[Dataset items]
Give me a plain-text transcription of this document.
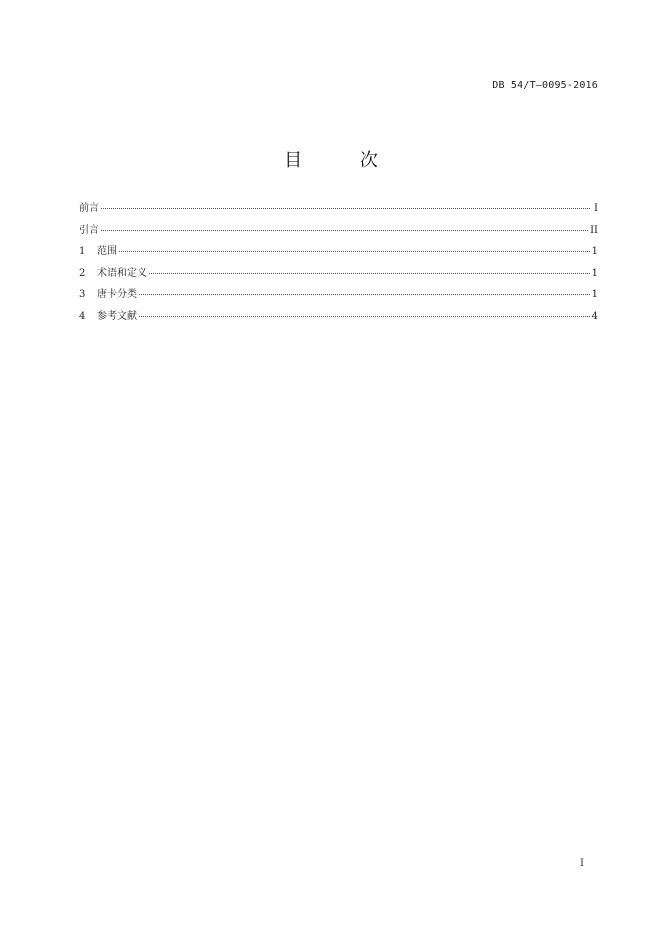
DB 54/T—0095-2016
目 次
前言	I
引言	II
1	范围	1
2	术语和定义	1
3	唐卡分类	1
4	参考文献	4
I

* What the exercise asks
Transcribe each line above verbatim, with the pictures left out.

* Solution
Give me a plain-text transcription of this document.
DB 54/T—0095-2016
目 次
前言	I
引言	II
1	范围	1
2	术语和定义	1
3	唐卡分类	1
4	参考文献	4
I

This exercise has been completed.